(Saved entries)
************

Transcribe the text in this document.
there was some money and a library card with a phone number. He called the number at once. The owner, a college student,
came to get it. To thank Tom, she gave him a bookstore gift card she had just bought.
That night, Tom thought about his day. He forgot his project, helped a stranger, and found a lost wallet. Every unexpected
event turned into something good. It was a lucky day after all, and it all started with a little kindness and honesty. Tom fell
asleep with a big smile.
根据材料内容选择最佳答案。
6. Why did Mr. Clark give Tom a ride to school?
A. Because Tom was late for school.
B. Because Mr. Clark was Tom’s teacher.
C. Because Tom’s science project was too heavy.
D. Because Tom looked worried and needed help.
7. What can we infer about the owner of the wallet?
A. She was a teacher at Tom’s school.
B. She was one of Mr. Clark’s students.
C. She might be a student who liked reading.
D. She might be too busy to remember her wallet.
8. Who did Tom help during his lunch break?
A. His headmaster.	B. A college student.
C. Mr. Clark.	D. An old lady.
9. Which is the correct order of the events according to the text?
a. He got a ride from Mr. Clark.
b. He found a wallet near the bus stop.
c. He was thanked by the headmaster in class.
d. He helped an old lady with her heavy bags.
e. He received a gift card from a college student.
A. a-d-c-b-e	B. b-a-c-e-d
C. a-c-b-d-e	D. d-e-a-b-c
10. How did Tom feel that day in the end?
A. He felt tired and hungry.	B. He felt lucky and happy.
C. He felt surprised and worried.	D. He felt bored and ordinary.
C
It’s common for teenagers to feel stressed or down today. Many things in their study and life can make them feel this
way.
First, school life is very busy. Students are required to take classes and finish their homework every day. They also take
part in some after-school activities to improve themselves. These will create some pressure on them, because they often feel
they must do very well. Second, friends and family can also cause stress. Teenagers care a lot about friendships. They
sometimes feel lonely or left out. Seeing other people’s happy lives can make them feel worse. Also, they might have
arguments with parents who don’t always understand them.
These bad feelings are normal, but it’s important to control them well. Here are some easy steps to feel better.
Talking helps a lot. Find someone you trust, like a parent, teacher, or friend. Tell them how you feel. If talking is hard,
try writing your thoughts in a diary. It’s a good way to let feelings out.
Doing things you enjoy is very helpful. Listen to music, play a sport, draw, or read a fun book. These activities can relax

************

◆ **Written instruction**:
All lines of the data above that include the word "life" must be shown.

◆ **Written solution**:
It’s common for teenagers to feel stressed or down today. Many things in their study and life can make them feel this
First, school life is very busy. Students are required to take classes and finish their homework every day. They also take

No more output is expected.